» **STATED PROBLEM**: In the records below, find each line containing the word "JSON" and copy it.

» **EXTRACTED RECORDS**:

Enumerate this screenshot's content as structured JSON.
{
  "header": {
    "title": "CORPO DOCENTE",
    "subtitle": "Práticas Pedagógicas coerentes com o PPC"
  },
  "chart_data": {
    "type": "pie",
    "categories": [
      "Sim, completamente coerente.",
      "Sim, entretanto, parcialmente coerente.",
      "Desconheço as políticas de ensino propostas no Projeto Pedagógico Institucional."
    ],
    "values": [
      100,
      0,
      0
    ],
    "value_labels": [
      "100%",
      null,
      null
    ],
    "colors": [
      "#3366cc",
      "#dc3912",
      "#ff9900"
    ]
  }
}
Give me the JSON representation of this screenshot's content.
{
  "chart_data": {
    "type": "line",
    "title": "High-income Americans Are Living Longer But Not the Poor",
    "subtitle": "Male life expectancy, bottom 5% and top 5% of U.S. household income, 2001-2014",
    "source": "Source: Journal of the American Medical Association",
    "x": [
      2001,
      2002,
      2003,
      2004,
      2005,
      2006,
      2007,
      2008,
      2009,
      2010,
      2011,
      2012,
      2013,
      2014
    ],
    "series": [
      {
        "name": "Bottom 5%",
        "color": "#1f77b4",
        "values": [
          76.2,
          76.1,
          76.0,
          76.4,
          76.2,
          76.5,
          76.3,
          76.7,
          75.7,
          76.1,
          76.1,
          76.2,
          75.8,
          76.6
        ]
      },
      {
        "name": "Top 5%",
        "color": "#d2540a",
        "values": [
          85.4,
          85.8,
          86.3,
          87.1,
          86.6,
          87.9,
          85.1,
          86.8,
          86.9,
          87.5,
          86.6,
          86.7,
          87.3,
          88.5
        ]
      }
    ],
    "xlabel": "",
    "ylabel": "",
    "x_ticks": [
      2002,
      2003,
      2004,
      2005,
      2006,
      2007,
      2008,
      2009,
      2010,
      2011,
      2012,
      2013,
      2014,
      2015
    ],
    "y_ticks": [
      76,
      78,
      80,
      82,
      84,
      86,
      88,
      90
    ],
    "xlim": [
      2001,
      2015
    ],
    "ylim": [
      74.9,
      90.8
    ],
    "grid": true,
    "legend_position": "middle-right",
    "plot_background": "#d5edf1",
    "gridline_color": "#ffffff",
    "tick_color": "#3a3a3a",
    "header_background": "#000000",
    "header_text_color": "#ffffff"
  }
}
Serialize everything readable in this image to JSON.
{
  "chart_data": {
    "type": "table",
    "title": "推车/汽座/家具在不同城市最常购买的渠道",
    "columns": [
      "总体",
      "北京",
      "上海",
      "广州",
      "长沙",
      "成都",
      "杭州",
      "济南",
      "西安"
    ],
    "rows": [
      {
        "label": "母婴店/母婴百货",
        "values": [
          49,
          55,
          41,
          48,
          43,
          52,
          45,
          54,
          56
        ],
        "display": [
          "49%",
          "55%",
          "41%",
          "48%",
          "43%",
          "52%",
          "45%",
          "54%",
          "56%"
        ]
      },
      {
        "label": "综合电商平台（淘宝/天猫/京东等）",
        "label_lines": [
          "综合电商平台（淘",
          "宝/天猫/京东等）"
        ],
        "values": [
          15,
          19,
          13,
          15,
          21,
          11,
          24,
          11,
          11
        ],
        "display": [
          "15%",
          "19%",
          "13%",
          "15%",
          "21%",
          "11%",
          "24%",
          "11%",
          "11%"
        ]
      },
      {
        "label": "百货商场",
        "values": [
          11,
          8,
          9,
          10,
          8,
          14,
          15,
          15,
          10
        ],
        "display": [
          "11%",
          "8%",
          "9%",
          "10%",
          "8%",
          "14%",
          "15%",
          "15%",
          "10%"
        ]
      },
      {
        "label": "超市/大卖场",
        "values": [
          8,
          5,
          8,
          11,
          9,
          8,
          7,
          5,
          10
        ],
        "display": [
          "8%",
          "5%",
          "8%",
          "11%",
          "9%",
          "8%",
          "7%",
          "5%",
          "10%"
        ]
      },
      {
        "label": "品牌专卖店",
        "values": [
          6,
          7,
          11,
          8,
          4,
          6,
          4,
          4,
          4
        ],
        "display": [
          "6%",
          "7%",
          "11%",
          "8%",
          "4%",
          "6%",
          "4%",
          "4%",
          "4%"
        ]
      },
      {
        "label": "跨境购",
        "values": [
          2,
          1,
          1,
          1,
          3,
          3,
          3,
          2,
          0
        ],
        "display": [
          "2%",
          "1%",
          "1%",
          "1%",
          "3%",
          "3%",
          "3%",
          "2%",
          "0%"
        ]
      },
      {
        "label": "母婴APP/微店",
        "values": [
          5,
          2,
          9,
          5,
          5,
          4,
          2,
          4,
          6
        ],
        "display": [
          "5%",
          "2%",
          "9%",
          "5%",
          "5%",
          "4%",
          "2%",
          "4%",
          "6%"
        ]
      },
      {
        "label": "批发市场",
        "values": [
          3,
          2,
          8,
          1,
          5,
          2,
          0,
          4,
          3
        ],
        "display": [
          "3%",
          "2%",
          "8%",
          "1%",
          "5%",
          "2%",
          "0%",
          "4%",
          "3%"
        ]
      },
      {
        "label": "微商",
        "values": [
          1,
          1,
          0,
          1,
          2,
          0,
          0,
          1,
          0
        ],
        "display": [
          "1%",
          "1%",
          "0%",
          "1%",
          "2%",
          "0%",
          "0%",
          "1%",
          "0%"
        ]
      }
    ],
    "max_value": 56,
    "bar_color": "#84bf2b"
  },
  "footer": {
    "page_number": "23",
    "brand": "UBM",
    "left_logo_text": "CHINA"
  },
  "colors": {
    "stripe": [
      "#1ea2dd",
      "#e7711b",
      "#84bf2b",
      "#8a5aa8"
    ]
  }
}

» **THE SOLUTION**:
Enumerate this screenshot's content as structured JSON.
Give me the JSON representation of this screenshot's content.
Serialize everything readable in this image to JSON.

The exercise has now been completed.